Exercise = Could you transcribe the material below exactly, without leaving out a single line?

Raw records =
- - - - - - -
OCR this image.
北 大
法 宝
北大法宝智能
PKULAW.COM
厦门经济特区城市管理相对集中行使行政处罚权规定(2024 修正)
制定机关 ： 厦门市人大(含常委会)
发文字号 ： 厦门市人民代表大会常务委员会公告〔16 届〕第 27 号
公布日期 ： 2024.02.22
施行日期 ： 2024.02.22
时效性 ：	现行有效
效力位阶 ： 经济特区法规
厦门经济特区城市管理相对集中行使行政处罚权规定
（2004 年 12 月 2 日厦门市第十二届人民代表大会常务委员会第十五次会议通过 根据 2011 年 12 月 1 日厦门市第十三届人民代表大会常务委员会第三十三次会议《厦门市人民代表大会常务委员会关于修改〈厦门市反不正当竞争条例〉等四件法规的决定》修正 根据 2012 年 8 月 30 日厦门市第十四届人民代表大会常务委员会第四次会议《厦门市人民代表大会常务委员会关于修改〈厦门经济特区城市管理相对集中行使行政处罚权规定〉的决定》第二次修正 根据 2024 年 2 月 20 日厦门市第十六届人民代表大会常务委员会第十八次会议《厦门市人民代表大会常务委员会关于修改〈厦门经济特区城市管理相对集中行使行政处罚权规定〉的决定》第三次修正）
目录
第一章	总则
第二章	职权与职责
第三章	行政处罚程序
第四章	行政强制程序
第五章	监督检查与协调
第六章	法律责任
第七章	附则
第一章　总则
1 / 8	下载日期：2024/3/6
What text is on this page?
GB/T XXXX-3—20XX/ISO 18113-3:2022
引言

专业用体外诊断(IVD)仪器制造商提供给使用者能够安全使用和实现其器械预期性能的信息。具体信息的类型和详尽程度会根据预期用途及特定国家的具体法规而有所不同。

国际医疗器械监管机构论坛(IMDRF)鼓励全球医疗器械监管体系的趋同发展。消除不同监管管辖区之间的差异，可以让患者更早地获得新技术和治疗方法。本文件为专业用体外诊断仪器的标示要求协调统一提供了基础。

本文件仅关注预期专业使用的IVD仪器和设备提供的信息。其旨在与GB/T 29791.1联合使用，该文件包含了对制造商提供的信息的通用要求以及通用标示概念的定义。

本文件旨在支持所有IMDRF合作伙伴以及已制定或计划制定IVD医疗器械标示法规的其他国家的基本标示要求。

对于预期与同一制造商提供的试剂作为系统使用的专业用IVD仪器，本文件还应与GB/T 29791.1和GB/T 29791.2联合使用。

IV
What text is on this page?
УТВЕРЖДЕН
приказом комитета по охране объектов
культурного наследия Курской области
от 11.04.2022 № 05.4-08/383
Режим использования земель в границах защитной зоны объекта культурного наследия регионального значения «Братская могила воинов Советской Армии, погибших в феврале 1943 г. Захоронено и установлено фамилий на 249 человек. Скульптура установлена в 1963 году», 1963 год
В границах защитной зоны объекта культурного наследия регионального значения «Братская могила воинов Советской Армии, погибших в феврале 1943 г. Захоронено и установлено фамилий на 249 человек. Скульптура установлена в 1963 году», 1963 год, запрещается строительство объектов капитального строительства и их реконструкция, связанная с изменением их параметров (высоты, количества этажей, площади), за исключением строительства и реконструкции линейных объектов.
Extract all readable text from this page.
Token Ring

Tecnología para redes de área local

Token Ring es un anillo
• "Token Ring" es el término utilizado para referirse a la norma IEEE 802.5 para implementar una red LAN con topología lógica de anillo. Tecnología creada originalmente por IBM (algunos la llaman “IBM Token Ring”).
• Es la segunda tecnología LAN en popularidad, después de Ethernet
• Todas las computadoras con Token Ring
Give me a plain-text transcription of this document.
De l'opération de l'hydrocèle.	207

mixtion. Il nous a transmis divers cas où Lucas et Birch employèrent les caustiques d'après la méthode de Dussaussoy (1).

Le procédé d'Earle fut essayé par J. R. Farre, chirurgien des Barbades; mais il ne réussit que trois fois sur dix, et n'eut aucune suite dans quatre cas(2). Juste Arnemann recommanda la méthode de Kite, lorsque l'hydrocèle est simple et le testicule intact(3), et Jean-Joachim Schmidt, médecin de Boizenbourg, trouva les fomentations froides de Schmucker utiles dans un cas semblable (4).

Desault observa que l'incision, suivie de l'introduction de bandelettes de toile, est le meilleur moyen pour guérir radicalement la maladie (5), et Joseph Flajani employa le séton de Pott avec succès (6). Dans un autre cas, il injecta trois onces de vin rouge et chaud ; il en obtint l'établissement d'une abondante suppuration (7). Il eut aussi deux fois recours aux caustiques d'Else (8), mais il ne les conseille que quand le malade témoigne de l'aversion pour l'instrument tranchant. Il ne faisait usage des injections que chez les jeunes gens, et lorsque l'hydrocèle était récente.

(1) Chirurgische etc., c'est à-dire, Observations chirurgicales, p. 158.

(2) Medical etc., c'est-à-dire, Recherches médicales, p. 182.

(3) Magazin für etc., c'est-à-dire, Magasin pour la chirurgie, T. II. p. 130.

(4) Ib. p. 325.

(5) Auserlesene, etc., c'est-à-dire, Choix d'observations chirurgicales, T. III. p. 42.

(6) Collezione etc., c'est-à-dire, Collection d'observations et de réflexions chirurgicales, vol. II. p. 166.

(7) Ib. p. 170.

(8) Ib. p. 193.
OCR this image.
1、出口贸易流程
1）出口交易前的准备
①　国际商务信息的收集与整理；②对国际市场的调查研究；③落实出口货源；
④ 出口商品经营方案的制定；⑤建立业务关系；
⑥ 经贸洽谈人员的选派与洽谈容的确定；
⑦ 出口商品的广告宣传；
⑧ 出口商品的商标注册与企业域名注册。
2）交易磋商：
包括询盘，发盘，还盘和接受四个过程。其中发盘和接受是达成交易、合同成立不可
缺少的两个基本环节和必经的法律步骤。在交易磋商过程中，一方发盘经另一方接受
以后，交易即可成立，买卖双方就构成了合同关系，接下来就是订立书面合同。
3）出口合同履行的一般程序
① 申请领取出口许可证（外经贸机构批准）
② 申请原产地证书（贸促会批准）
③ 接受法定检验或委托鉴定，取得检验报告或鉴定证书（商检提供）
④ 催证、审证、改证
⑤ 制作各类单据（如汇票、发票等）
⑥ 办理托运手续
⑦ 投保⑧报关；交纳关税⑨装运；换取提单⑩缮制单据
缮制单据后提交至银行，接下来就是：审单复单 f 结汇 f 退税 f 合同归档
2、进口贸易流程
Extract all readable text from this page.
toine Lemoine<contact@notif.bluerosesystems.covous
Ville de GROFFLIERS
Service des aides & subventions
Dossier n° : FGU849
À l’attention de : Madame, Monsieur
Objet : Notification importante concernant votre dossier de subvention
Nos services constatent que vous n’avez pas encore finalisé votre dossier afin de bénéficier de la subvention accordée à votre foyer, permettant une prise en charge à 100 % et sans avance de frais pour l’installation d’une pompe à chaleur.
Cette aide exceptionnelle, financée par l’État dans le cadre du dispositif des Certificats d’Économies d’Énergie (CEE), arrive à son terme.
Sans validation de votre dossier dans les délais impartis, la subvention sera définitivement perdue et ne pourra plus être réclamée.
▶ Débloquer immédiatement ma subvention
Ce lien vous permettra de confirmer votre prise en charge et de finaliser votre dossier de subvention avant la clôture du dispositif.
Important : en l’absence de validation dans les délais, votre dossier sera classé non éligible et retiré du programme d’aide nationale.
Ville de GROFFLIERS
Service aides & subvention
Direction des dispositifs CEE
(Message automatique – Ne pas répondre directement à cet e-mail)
- - - - - - -
Solved problem =
OCR this image.
北 大
法 宝
北大法宝智能
PKULAW.COM
厦门经济特区城市管理相对集中行使行政处罚权规定(2024 修正)
制定机关 ： 厦门市人大(含常委会)
发文字号 ： 厦门市人民代表大会常务委员会公告〔16 届〕第 27 号
公布日期 ： 2024.02.22
施行日期 ： 2024.02.22
时效性 ：	现行有效
效力位阶 ： 经济特区法规
厦门经济特区城市管理相对集中行使行政处罚权规定
（2004 年 12 月 2 日厦门市第十二届人民代表大会常务委员会第十五次会议通过 根据 2011 年 12 月 1 日厦门市第十三届人民代表大会常务委员会第三十三次会议《厦门市人民代表大会常务委员会关于修改〈厦门市反不正当竞争条例〉等四件法规的决定》修正 根据 2012 年 8 月 30 日厦门市第十四届人民代表大会常务委员会第四次会议《厦门市人民代表大会常务委员会关于修改〈厦门经济特区城市管理相对集中行使行政处罚权规定〉的决定》第二次修正 根据 2024 年 2 月 20 日厦门市第十六届人民代表大会常务委员会第十八次会议《厦门市人民代表大会常务委员会关于修改〈厦门经济特区城市管理相对集中行使行政处罚权规定〉的决定》第三次修正）
目录
第一章	总则
第二章	职权与职责
第三章	行政处罚程序
第四章	行政强制程序
第五章	监督检查与协调
第六章	法律责任
第七章	附则
第一章　总则
1 / 8	下载日期：2024/3/6
What text is on this page?
GB/T XXXX-3—20XX/ISO 18113-3:2022
引言

专业用体外诊断(IVD)仪器制造商提供给使用者能够安全使用和实现其器械预期性能的信息。具体信息的类型和详尽程度会根据预期用途及特定国家的具体法规而有所不同。

国际医疗器械监管机构论坛(IMDRF)鼓励全球医疗器械监管体系的趋同发展。消除不同监管管辖区之间的差异，可以让患者更早地获得新技术和治疗方法。本文件为专业用体外诊断仪器的标示要求协调统一提供了基础。

本文件仅关注预期专业使用的IVD仪器和设备提供的信息。其旨在与GB/T 29791.1联合使用，该文件包含了对制造商提供的信息的通用要求以及通用标示概念的定义。

本文件旨在支持所有IMDRF合作伙伴以及已制定或计划制定IVD医疗器械标示法规的其他国家的基本标示要求。

对于预期与同一制造商提供的试剂作为系统使用的专业用IVD仪器，本文件还应与GB/T 29791.1和GB/T 29791.2联合使用。

IV
What text is on this page?
УТВЕРЖДЕН
приказом комитета по охране объектов
культурного наследия Курской области
от 11.04.2022 № 05.4-08/383
Режим использования земель в границах защитной зоны объекта культурного наследия регионального значения «Братская могила воинов Советской Армии, погибших в феврале 1943 г. Захоронено и установлено фамилий на 249 человек. Скульптура установлена в 1963 году», 1963 год
В границах защитной зоны объекта культурного наследия регионального значения «Братская могила воинов Советской Армии, погибших в феврале 1943 г. Захоронено и установлено фамилий на 249 человек. Скульптура установлена в 1963 году», 1963 год, запрещается строительство объектов капитального строительства и их реконструкция, связанная с изменением их параметров (высоты, количества этажей, площади), за исключением строительства и реконструкции линейных объектов.
Extract all readable text from this page.
Token Ring

Tecnología para redes de área local

Token Ring es un anillo
• "Token Ring" es el término utilizado para referirse a la norma IEEE 802.5 para implementar una red LAN con topología lógica de anillo. Tecnología creada originalmente por IBM (algunos la llaman “IBM Token Ring”).
• Es la segunda tecnología LAN en popularidad, después de Ethernet
• Todas las computadoras con Token Ring
Give me a plain-text transcription of this document.
De l'opération de l'hydrocèle.	207

mixtion. Il nous a transmis divers cas où Lucas et Birch employèrent les caustiques d'après la méthode de Dussaussoy (1).

Le procédé d'Earle fut essayé par J. R. Farre, chirurgien des Barbades; mais il ne réussit que trois fois sur dix, et n'eut aucune suite dans quatre cas(2). Juste Arnemann recommanda la méthode de Kite, lorsque l'hydrocèle est simple et le testicule intact(3), et Jean-Joachim Schmidt, médecin de Boizenbourg, trouva les fomentations froides de Schmucker utiles dans un cas semblable (4).

Desault observa que l'incision, suivie de l'introduction de bandelettes de toile, est le meilleur moyen pour guérir radicalement la maladie (5), et Joseph Flajani employa le séton de Pott avec succès (6). Dans un autre cas, il injecta trois onces de vin rouge et chaud ; il en obtint l'établissement d'une abondante suppuration (7). Il eut aussi deux fois recours aux caustiques d'Else (8), mais il ne les conseille que quand le malade témoigne de l'aversion pour l'instrument tranchant. Il ne faisait usage des injections que chez les jeunes gens, et lorsque l'hydrocèle était récente.

(1) Chirurgische etc., c'est à-dire, Observations chirurgicales, p. 158.

(2) Medical etc., c'est-à-dire, Recherches médicales, p. 182.

(3) Magazin für etc., c'est-à-dire, Magasin pour la chirurgie, T. II. p. 130.

(4) Ib. p. 325.

(5) Auserlesene, etc., c'est-à-dire, Choix d'observations chirurgicales, T. III. p. 42.

(6) Collezione etc., c'est-à-dire, Collection d'observations et de réflexions chirurgicales, vol. II. p. 166.

(7) Ib. p. 170.

(8) Ib. p. 193.
OCR this image.
1、出口贸易流程
1）出口交易前的准备
①　国际商务信息的收集与整理；②对国际市场的调查研究；③落实出口货源；
④ 出口商品经营方案的制定；⑤建立业务关系；
⑥ 经贸洽谈人员的选派与洽谈容的确定；
⑦ 出口商品的广告宣传；
⑧ 出口商品的商标注册与企业域名注册。
2）交易磋商：
包括询盘，发盘，还盘和接受四个过程。其中发盘和接受是达成交易、合同成立不可
缺少的两个基本环节和必经的法律步骤。在交易磋商过程中，一方发盘经另一方接受
以后，交易即可成立，买卖双方就构成了合同关系，接下来就是订立书面合同。
3）出口合同履行的一般程序
① 申请领取出口许可证（外经贸机构批准）
② 申请原产地证书（贸促会批准）
③ 接受法定检验或委托鉴定，取得检验报告或鉴定证书（商检提供）
④ 催证、审证、改证
⑤ 制作各类单据（如汇票、发票等）
⑥ 办理托运手续
⑦ 投保⑧报关；交纳关税⑨装运；换取提单⑩缮制单据
缮制单据后提交至银行，接下来就是：审单复单 f 结汇 f 退税 f 合同归档
2、进口贸易流程
Extract all readable text from this page.
toine Lemoine<contact@notif.bluerosesystems.covous
Ville de GROFFLIERS
Service des aides & subventions
Dossier n° : FGU849
À l’attention de : Madame, Monsieur
Objet : Notification importante concernant votre dossier de subvention
Nos services constatent que vous n’avez pas encore finalisé votre dossier afin de bénéficier de la subvention accordée à votre foyer, permettant une prise en charge à 100 % et sans avance de frais pour l’installation d’une pompe à chaleur.
Cette aide exceptionnelle, financée par l’État dans le cadre du dispositif des Certificats d’Économies d’Énergie (CEE), arrive à son terme.
Sans validation de votre dossier dans les délais impartis, la subvention sera définitivement perdue et ne pourra plus être réclamée.
▶ Débloquer immédiatement ma subvention
Ce lien vous permettra de confirmer votre prise en charge et de finaliser votre dossier de subvention avant la clôture du dispositif.
Important : en l’absence de validation dans les délais, votre dossier sera classé non éligible et retiré du programme d’aide nationale.
Ville de GROFFLIERS
Service aides & subvention
Direction des dispositifs CEE
(Message automatique – Ne pas répondre directement à cet e-mail)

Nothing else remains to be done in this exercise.